E11 314.039-1/2008-7E

 

ERKENNTNIS

 

Der Asylgerichtshof hat durch den Richter Dr. Friedrich KINZLBAUER als Vorsitzenden und die Richterin Dr. Isabella ZOPF als Beisitzerin im Beisein der Schriftführerin Bettina BIRNGRUBER über die Beschwerde des K. H., geb. 00.00.1987, StA. Türkei, vertreten durch die Rechtsanwälte Dr. Klaus Kocher & Mag. Wilfried Bucher, gegen den Bescheid des Bundesasylamtes vom 31.07.2007, FZ. 07 03.323-BAG, in nicht öffentlicher Sitzung zu Recht erkannt:

 

Der bekämpfte Bescheid wird behoben und die Angelegenheit gem. § 66 Abs. 2 AVG zur neuerlichen Verhandlung und Erlassung eines neuen Bescheides an das Bundesasylamt zurückverwiesen.

Text

E n t s c h e i d u n g s g r ü n d e :

 

I. Der Beschwerdeführer, ein Staatsangehöriger der Türkei, stellte am 04.04.2007 beim Bundesasylamt (BAA) einen Antrag auf internationalen Schutz. Dazu wurde er erstbefragt und zu den im Akt ersichtlichen Daten von einem Organwalter des BAA niederschriftlich einvernommen. Der Verlauf dieser Einvernahmen ist im angefochtenen Bescheid vollständig wieder gegeben, weshalb hierauf verwiesen wird.

........

◆ **Gestellte Aufgabe**: Führe die Gerichtsentscheidung über die Asylbeschwerde im Anschluss an ihren letzten Satz fort.

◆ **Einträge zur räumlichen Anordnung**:
........

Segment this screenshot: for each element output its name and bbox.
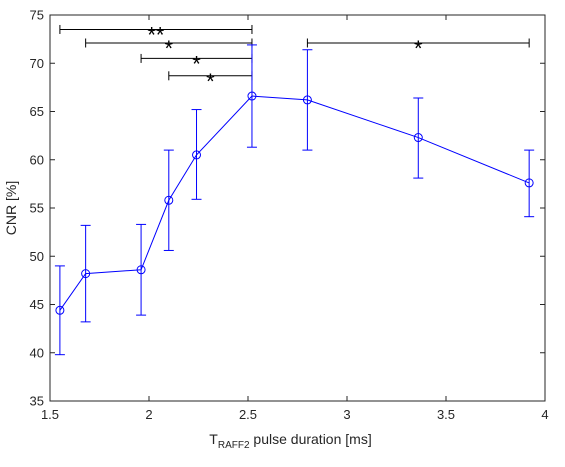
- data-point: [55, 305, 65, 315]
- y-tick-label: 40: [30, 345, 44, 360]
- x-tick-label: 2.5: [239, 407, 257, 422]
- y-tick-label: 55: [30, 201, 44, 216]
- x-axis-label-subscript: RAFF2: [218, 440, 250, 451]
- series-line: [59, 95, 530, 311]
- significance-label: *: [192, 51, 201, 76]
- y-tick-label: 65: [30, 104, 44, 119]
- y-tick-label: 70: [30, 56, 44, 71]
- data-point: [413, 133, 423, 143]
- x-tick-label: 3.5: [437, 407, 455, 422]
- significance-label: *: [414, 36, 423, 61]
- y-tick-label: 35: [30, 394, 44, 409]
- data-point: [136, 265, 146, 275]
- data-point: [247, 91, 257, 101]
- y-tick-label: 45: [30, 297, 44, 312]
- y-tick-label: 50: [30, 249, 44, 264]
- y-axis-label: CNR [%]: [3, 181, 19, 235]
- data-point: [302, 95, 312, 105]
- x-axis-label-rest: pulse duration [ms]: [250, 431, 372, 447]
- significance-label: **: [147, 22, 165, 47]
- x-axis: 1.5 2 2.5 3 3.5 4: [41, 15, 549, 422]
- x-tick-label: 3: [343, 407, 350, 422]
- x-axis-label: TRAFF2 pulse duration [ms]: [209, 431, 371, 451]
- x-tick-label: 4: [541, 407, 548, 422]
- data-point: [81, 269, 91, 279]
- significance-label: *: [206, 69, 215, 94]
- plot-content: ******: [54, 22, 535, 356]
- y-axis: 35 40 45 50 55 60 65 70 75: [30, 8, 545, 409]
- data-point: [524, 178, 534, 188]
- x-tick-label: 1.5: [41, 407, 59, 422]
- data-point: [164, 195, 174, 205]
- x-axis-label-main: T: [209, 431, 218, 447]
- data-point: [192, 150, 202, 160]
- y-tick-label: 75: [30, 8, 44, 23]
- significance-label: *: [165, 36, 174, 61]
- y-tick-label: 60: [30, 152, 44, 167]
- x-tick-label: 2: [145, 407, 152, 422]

........

◆ **Lösung der Übung**:
 

Als Begründung für das Verlassen seines Herkunftsstaates brachte er im Wesentlichen vor, er sei Kurde und habe in der Türkei keine Rechte, er möchte in der Türkei auf keinen Fall seinen Militärdienst ableisten. Er habe lange Zeit in den Niederlanden bei seiner Mutter gelebt und sich dort in einem kurdischen Verein politisch betätigt. Deswegen werde er in der Türkei gesucht.

 

Der Antrag auf internationalen Schutz wurde folglich mit Bescheid des BAA vom 31.07.2007, FZ. 07 03.323-BAG, gemäß § 3 Abs 1 AsylG 2005 abgewiesen und der Status eines Asylberechtigten nicht zuerkannt (Spruchpunkt I.). Gem. § 8 Abs 1 Z 1 AsylG wurde der Status des subsidiär Schutzberechtigten in Bezug auf den Herkunftsstaat Türkei nicht zugesprochen (Spruchpunkt II.). Gemäß § 10 Abs 1 Z 2 AsylG wurde die Ausweisung des BF aus dem österreichischen Bundesgebiet in die Türkei verfügt (Spruchpunkt III.).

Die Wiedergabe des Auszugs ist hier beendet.